Collect each line containing "content".
================================
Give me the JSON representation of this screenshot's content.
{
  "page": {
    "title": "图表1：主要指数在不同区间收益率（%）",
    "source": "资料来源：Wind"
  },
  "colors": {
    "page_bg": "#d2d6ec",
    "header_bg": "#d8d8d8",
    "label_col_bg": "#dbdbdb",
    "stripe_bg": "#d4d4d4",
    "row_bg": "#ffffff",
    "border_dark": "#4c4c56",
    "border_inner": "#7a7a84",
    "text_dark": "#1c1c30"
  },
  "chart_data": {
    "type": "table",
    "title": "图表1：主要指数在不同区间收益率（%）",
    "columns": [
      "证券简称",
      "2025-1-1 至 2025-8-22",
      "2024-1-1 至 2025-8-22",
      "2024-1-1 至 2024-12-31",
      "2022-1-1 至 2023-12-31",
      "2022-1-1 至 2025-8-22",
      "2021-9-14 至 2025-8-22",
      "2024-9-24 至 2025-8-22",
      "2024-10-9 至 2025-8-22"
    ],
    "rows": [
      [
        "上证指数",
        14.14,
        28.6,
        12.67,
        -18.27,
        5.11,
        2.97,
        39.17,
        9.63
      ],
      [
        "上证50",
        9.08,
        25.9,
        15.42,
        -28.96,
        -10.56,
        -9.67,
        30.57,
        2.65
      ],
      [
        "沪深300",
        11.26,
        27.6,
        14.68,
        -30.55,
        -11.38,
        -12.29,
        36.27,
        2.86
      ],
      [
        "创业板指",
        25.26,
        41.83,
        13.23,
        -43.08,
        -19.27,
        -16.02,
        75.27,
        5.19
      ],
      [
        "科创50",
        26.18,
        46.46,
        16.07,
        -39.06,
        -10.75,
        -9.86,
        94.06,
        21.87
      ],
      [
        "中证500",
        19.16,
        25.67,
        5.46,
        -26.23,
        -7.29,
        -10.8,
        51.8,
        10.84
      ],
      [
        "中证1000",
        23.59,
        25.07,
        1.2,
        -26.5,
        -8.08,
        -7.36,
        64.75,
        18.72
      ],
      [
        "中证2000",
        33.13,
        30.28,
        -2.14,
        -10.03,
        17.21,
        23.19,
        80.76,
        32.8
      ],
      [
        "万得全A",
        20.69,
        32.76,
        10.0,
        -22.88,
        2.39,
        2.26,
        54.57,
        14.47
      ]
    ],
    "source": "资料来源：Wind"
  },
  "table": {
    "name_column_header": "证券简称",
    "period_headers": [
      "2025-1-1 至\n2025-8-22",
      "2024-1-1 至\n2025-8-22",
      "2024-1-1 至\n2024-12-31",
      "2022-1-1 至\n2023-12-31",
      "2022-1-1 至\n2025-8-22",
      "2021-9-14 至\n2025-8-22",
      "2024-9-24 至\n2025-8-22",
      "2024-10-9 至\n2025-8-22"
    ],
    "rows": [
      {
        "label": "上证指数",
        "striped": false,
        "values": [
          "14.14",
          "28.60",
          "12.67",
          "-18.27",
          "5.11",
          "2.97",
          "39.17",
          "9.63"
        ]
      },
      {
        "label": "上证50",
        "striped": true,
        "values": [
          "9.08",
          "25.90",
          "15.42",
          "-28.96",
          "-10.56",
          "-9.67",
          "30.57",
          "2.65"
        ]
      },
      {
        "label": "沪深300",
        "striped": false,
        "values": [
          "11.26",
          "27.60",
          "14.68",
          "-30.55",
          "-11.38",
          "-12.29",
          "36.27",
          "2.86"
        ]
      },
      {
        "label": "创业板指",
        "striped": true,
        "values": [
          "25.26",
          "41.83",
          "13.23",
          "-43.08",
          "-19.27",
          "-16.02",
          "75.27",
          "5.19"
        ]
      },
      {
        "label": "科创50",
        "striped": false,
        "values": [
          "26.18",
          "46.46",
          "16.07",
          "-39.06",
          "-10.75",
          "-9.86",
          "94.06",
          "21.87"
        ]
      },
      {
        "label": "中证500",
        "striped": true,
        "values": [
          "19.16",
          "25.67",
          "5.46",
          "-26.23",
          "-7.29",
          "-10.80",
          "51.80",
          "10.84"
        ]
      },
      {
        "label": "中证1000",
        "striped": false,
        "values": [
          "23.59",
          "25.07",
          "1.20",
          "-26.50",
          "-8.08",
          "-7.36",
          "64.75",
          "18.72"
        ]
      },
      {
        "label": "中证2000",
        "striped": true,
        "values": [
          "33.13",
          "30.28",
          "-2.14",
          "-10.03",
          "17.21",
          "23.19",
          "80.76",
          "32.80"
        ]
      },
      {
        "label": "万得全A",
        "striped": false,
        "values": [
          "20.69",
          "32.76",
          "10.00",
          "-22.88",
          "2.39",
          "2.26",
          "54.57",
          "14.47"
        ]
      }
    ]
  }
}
================================
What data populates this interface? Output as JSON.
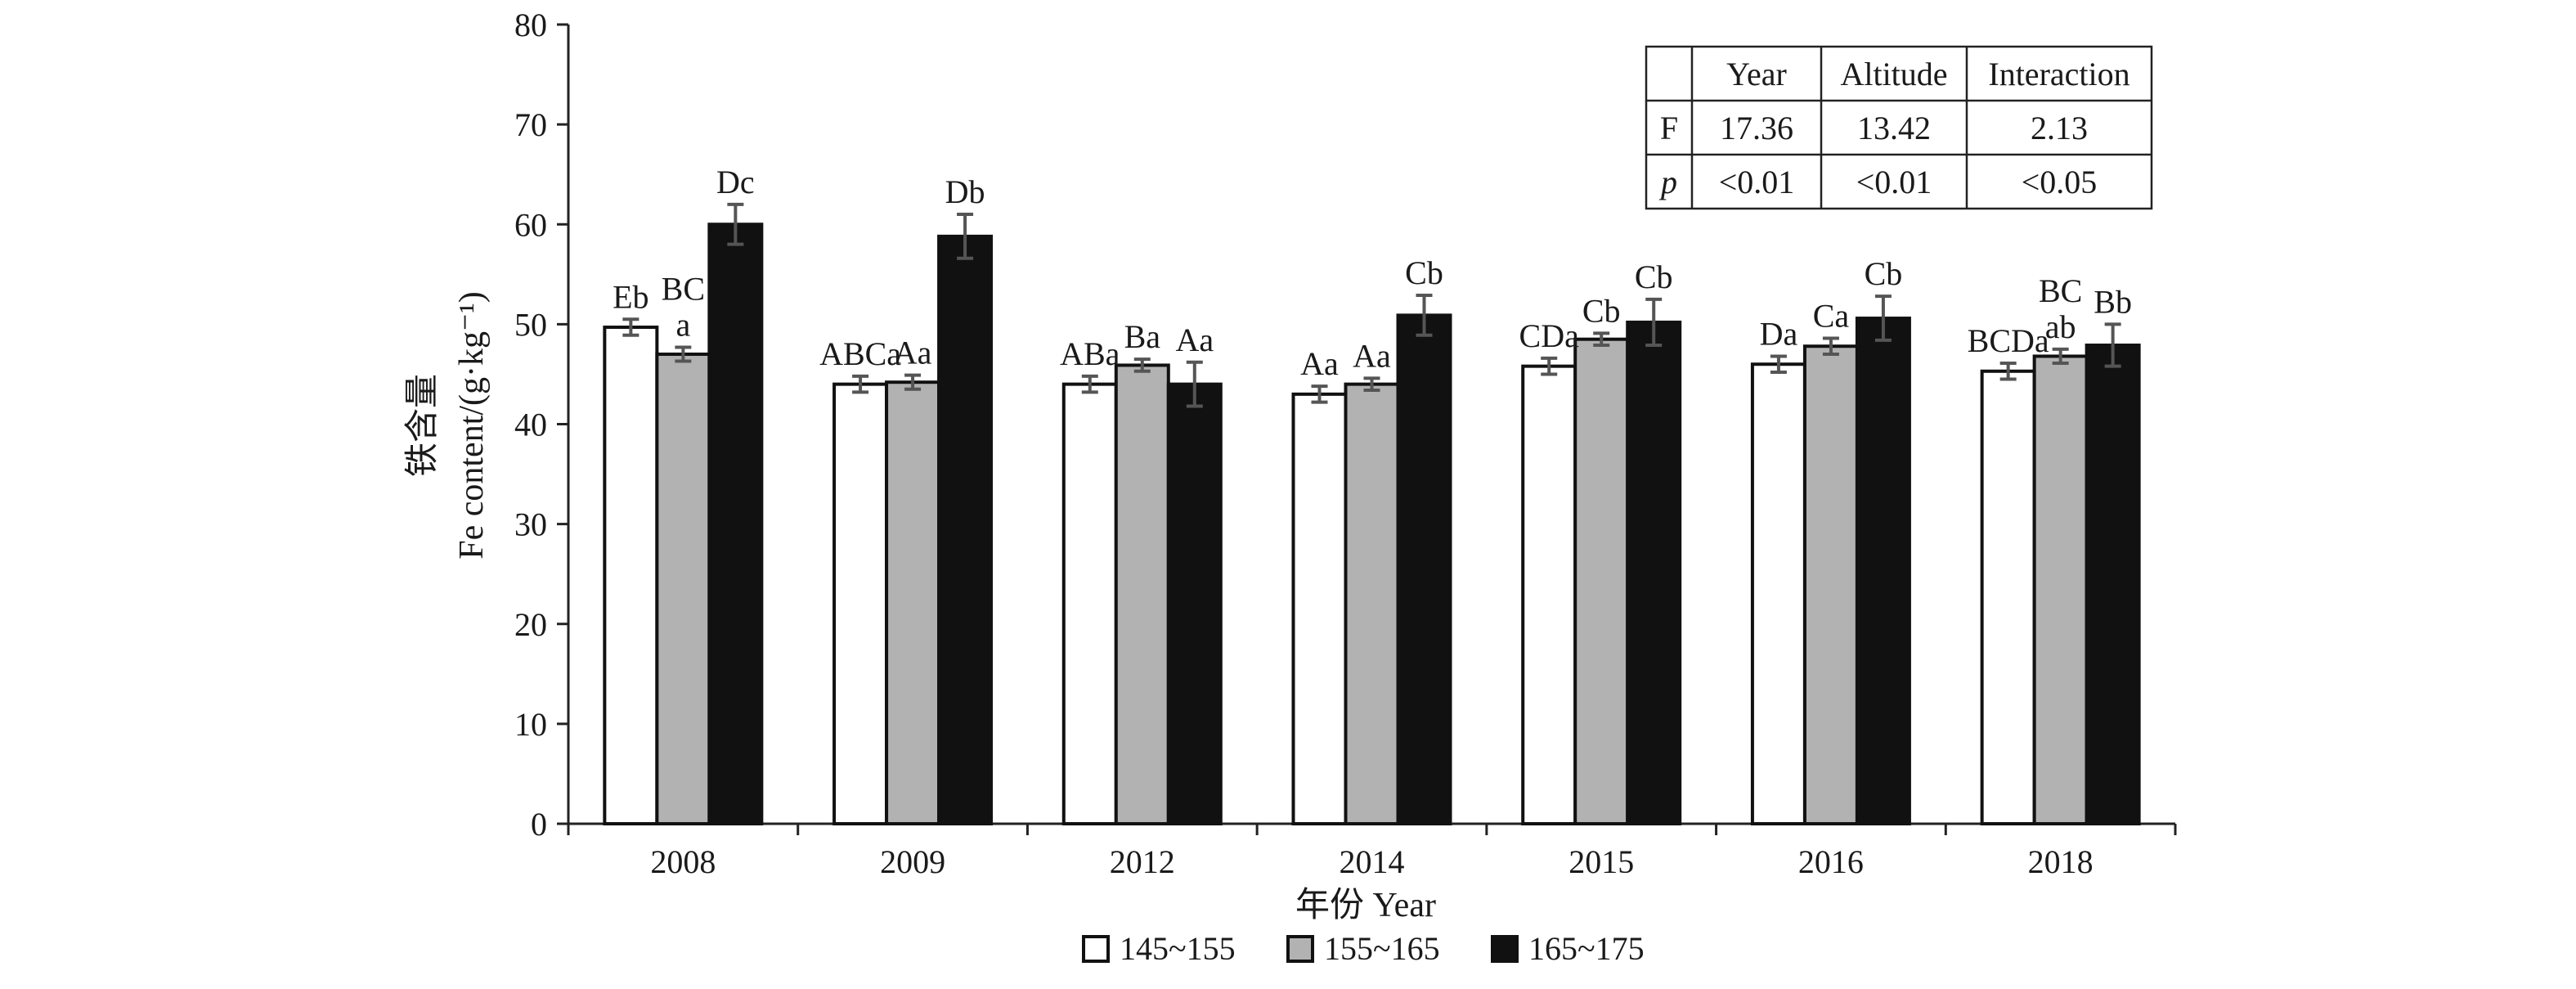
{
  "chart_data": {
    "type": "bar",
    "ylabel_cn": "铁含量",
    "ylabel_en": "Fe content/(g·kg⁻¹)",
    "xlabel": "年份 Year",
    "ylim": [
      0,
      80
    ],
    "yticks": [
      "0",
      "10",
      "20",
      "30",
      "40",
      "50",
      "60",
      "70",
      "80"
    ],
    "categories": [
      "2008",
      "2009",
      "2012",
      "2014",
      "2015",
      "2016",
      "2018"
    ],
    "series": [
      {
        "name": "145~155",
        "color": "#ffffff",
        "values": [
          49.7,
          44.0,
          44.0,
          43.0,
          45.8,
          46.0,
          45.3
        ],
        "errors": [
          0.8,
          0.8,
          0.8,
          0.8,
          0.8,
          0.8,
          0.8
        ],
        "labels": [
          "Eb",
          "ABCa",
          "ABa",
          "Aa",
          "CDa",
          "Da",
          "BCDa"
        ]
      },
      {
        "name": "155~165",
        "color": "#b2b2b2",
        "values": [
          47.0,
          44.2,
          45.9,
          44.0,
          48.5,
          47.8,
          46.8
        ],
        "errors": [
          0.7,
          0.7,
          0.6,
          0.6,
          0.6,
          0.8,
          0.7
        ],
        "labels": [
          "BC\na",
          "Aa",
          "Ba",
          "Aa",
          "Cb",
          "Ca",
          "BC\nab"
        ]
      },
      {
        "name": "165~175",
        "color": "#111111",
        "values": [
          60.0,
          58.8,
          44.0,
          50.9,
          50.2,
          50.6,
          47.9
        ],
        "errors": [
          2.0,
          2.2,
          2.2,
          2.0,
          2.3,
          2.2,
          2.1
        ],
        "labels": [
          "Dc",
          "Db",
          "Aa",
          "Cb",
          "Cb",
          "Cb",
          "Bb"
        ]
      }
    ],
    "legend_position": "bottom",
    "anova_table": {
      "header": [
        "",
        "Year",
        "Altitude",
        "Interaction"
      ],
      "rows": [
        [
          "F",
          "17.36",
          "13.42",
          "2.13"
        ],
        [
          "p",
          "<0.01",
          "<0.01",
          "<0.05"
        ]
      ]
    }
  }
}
================================
* **Written solution**:
Give me the JSON representation of this screenshot's content.
    "ylabel_en": "Fe content/(g·kg⁻¹)",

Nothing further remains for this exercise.